— Begin Document passage —
Any dispute regarding any individual's classification shall be
determined by the Plan Administrator in its sole discretion.

          2.13  "Fiscal Year" means the year commencing on September 1
and ending on August 31 of the following calendar year.

          2.14  "Interest Earnings Rate" means an interest rate (i)
for the period October 1 to March 31 equal to one percent (1%) above
the average of the Prime Rates on October 1 and on January 1, and (ii)
for the period April 1 to September 30 equal to one percent (1%) above
the average of the Prime Rates on April 1 and July 1, provided that
for a Participant who on a valuation date is an executive officer of
the Company for whom disclosure of compensation information is
required by the Proxy Rules adopted by the Securities and Exchange
Commission, the Interest Earnings Rate credited on such Valuation Date
shall not exceed 120% of the Federal mid-term rate (as determined
under Section 1274(d) of the Code).

          2.15  "Participant" means an Eligible Executive as defined
in Section 3.1 (or an individual who was an Eligible Executive), a
portion of whose Bonus for any Fiscal Year has been deferred pursuant
to the Plan and whose interest in the Plan has not been wholly
distributed.

          2.16  "Plan" means the National Service Industries, Inc.
Executive Savings Plan as set forth herein and as it may be amended
from time to time.

          2.17  "Plan Administrator" means the Committee appointed
pursuant to Article V to administer the Plan.  In the absence of such
appointment, the Company shall be the Plan Administrator.

<PAGE>   8
          
Page 47
                                                   Exhibit 10(iii)A(s)
          
          2.18  "Plan Year" means the Fiscal Year.

          2.19  "Prime Rate" means the prime rate of interest on a
particular date, as established by the Wachovia Bank of Georgia, N.A.
(or its successor).

          2.20  "Termination for Cause" means the Executive has
terminated employment and has been found by the Committee to be guilty
of theft, embezzlement, fraud or misappropriation of the Company's
property or of any action which, if the individual were an officer of
the Company, would constitute a breach of fiduciary duty.

          2.21  "Termination of Service" or similar expression means
the termination of the Participant's employment as an Executive.  A
Participant who is granted a temporary leave of absence, whether with
or without pay, shall not be deemed to have terminated his service.
— End Document passage —
- Set exercise 1
Answer these questions from the plan definitions:
(a) On what dates does the Fiscal Year begin and end?
(b) Which bank sets the Prime Rate?
(c) Who serves as Plan Administrator if no Committee has been appointed?
— Begin Source records —
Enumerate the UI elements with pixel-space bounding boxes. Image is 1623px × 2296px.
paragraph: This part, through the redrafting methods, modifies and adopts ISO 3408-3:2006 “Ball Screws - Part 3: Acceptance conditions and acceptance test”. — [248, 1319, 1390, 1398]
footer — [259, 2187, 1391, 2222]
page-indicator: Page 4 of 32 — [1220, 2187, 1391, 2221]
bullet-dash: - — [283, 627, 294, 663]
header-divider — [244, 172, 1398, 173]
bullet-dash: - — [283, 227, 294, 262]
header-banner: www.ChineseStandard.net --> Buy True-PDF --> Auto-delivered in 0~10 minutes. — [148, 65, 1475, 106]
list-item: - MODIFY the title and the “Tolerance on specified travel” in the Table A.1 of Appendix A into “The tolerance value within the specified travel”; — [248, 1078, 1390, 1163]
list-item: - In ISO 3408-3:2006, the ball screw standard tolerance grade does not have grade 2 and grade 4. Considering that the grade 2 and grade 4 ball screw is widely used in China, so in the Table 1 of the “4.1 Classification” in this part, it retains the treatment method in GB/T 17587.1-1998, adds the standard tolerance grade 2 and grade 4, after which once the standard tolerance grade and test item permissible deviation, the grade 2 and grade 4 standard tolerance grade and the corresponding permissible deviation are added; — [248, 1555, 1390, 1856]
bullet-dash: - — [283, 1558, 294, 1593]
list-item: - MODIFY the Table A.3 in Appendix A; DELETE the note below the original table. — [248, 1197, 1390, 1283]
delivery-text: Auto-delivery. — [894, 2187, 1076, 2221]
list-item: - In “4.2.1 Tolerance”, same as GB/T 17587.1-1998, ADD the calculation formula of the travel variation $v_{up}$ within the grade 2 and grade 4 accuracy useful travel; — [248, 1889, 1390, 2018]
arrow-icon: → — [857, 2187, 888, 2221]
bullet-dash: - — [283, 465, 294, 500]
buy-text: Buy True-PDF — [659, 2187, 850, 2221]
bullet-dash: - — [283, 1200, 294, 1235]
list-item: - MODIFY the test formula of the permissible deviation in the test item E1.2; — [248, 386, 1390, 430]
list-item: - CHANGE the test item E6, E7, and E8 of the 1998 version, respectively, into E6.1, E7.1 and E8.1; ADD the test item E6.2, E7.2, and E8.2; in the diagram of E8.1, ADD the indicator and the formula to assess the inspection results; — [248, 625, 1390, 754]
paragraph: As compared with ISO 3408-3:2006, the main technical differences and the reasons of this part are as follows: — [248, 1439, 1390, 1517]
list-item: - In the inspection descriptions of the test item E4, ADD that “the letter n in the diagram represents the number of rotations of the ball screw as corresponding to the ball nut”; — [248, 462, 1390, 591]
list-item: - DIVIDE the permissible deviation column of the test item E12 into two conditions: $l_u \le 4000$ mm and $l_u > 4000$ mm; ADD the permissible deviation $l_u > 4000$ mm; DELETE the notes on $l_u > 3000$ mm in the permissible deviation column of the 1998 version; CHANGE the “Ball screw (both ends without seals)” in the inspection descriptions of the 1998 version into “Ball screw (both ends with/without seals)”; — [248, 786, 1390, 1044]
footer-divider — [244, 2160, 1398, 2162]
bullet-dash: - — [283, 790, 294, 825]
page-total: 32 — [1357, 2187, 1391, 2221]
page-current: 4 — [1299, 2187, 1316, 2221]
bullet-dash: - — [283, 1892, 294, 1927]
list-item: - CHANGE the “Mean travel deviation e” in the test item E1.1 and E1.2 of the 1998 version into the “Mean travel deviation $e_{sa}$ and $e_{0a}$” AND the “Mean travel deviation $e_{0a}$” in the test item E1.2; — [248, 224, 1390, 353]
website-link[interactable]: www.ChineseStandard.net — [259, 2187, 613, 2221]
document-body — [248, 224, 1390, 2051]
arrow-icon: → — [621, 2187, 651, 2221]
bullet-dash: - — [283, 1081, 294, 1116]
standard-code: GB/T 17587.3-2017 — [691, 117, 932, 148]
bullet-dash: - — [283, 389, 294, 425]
— End Source records —
- Set exercise 2
Find every line in the entries that contains the word "text".

- Full answer 1
(a) It begins on September 1 and ends on August 31 of the following calendar year.
(b) The Wachovia Bank of Georgia, N.A. (or its successor).
(c) The Company.

- Full answer 2
delivery-text: Auto-delivery. — [894, 2187, 1076, 2221]
buy-text: Buy True-PDF — [659, 2187, 850, 2221]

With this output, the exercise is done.